-- Task requirements --
Present every line of the items below as a Markdown table with the columns "No." and "Entry," where "No." holds the row number and "Entry" holds the line, and omit blank lines.

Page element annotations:
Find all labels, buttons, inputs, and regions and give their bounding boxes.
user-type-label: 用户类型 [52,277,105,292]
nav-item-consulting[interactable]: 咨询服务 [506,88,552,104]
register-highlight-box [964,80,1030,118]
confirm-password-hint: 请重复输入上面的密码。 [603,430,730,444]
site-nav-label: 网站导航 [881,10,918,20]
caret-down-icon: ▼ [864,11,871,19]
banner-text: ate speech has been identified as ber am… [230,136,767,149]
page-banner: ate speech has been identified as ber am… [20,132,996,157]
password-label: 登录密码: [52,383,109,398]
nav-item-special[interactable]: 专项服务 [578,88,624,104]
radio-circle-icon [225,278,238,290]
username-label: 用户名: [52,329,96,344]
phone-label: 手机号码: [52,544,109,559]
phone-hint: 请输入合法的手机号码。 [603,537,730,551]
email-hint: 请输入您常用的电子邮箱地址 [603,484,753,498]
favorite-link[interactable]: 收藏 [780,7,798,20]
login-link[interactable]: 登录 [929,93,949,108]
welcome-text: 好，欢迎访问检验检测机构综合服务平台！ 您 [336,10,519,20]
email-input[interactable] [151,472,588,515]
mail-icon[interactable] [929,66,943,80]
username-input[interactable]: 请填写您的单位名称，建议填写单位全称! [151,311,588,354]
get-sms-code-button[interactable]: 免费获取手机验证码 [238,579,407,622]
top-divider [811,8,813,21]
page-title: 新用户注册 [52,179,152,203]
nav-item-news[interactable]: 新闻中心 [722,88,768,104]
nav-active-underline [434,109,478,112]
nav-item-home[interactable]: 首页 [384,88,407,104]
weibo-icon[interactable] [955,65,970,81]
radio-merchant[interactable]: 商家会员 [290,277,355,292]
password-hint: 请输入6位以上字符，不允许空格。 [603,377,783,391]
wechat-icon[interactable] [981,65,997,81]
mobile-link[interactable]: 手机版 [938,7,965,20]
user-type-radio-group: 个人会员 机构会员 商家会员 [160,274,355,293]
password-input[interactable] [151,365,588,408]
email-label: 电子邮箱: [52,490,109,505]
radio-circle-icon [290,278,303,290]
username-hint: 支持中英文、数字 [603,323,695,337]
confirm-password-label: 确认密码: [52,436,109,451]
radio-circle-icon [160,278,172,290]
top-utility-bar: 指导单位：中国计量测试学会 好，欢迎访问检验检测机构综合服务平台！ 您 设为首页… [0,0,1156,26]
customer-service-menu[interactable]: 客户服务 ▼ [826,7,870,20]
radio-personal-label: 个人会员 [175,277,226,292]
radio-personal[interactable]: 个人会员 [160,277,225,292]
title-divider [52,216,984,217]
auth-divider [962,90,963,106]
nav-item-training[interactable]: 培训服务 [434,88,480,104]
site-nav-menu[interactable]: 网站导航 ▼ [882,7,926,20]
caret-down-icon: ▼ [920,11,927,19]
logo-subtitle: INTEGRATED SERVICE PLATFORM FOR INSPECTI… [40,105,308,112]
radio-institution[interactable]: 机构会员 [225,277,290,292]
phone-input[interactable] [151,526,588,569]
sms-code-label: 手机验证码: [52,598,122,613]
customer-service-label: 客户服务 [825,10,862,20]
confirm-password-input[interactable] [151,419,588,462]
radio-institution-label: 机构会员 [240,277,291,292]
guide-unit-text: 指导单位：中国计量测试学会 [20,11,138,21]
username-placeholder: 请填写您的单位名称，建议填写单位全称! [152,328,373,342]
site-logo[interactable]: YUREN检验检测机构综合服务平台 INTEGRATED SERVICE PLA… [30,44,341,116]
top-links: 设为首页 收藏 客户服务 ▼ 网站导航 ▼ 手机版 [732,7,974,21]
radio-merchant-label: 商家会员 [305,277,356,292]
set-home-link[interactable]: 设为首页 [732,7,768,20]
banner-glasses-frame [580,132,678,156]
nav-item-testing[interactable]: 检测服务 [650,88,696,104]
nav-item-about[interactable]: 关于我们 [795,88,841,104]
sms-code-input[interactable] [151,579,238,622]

-- The solution --
| No. | Entry |
|---|---|
| 1 | Find all labels, buttons, inputs, and regions and give their bounding boxes. |
| 2 | user-type-label: 用户类型 [52,277,105,292] |
| 3 | nav-item-consulting[interactable]: 咨询服务 [506,88,552,104] |
| 4 | register-highlight-box [964,80,1030,118] |
| 5 | confirm-password-hint: 请重复输入上面的密码。 [603,430,730,444] |
| 6 | site-nav-label: 网站导航 [881,10,918,20] |
| 7 | caret-down-icon: ▼ [864,11,871,19] |
| 8 | banner-text: ate speech has been identified as ber am… [230,136,767,149] |
| 9 | page-banner: ate speech has been identified as ber am… [20,132,996,157] |
| 10 | password-label: 登录密码: [52,383,109,398] |
| 11 | nav-item-special[interactable]: 专项服务 [578,88,624,104] |
| 12 | radio-circle-icon [225,278,238,290] |
| 13 | username-label: 用户名: [52,329,96,344] |
| 14 | phone-label: 手机号码: [52,544,109,559] |
| 15 | phone-hint: 请输入合法的手机号码。 [603,537,730,551] |
| 16 | email-hint: 请输入您常用的电子邮箱地址 [603,484,753,498] |
| 17 | favorite-link[interactable]: 收藏 [780,7,798,20] |
| 18 | login-link[interactable]: 登录 [929,93,949,108] |
| 19 | welcome-text: 好，欢迎访问检验检测机构综合服务平台！ 您 [336,10,519,20] |
| 20 | email-input[interactable] [151,472,588,515] |
| 21 | mail-icon[interactable] [929,66,943,80] |
| 22 | username-input[interactable]: 请填写您的单位名称，建议填写单位全称! [151,311,588,354] |
| 23 | get-sms-code-button[interactable]: 免费获取手机验证码 [238,579,407,622] |
| 24 | top-divider [811,8,813,21] |
| 25 | page-title: 新用户注册 [52,179,152,203] |
| 26 | nav-item-news[interactable]: 新闻中心 [722,88,768,104] |
| 27 | nav-active-underline [434,109,478,112] |
| 28 | nav-item-home[interactable]: 首页 [384,88,407,104] |
| 29 | weibo-icon[interactable] [955,65,970,81] |
| 30 | radio-merchant[interactable]: 商家会员 [290,277,355,292] |
| 31 | password-hint: 请输入6位以上字符，不允许空格。 [603,377,783,391] |
| 32 | wechat-icon[interactable] [981,65,997,81] |
| 33 | mobile-link[interactable]: 手机版 [938,7,965,20] |
| 34 | user-type-radio-group: 个人会员 机构会员 商家会员 [160,274,355,293] |
| 35 | password-input[interactable] [151,365,588,408] |
| 36 | email-label: 电子邮箱: [52,490,109,505] |
| 37 | radio-circle-icon [290,278,303,290] |
| 38 | username-hint: 支持中英文、数字 [603,323,695,337] |
| 39 | confirm-password-label: 确认密码: [52,436,109,451] |
| 40 | radio-circle-icon [160,278,172,290] |
| 41 | top-utility-bar: 指导单位：中国计量测试学会 好，欢迎访问检验检测机构综合服务平台！ 您 设为首页… [0,0,1156,26] |
| 42 | customer-service-menu[interactable]: 客户服务 ▼ [826,7,870,20] |
| 43 | radio-personal-label: 个人会员 [175,277,226,292] |
| 44 | radio-personal[interactable]: 个人会员 [160,277,225,292] |
| 45 | title-divider [52,216,984,217] |
| 46 | auth-divider [962,90,963,106] |
| 47 | nav-item-training[interactable]: 培训服务 [434,88,480,104] |
| 48 | site-nav-menu[interactable]: 网站导航 ▼ [882,7,926,20] |
| 49 | caret-down-icon: ▼ [920,11,927,19] |
| 50 | logo-subtitle: INTEGRATED SERVICE PLATFORM FOR INSPECTI… [40,105,308,112] |
| 51 | radio-institution[interactable]: 机构会员 [225,277,290,292] |
| 52 | phone-input[interactable] [151,526,588,569] |
| 53 | sms-code-label: 手机验证码: [52,598,122,613] |
| 54 | customer-service-label: 客户服务 [825,10,862,20] |
| 55 | confirm-password-input[interactable] [151,419,588,462] |
| 56 | radio-institution-label: 机构会员 [240,277,291,292] |
| 57 | guide-unit-text: 指导单位：中国计量测试学会 [20,11,138,21] |
| 58 | username-placeholder: 请填写您的单位名称，建议填写单位全称! [152,328,373,342] |
| 59 | site-logo[interactable]: YUREN检验检测机构综合服务平台 INTEGRATED SERVICE PLA… [30,44,341,116] |
| 60 | top-links: 设为首页 收藏 客户服务 ▼ 网站导航 ▼ 手机版 [732,7,974,21] |
| 61 | radio-merchant-label: 商家会员 [305,277,356,292] |
| 62 | set-home-link[interactable]: 设为首页 [732,7,768,20] |
| 63 | banner-glasses-frame [580,132,678,156] |
| 64 | nav-item-testing[interactable]: 检测服务 [650,88,696,104] |
| 65 | nav-item-about[interactable]: 关于我们 [795,88,841,104] |
| 66 | sms-code-input[interactable] [151,579,238,622] |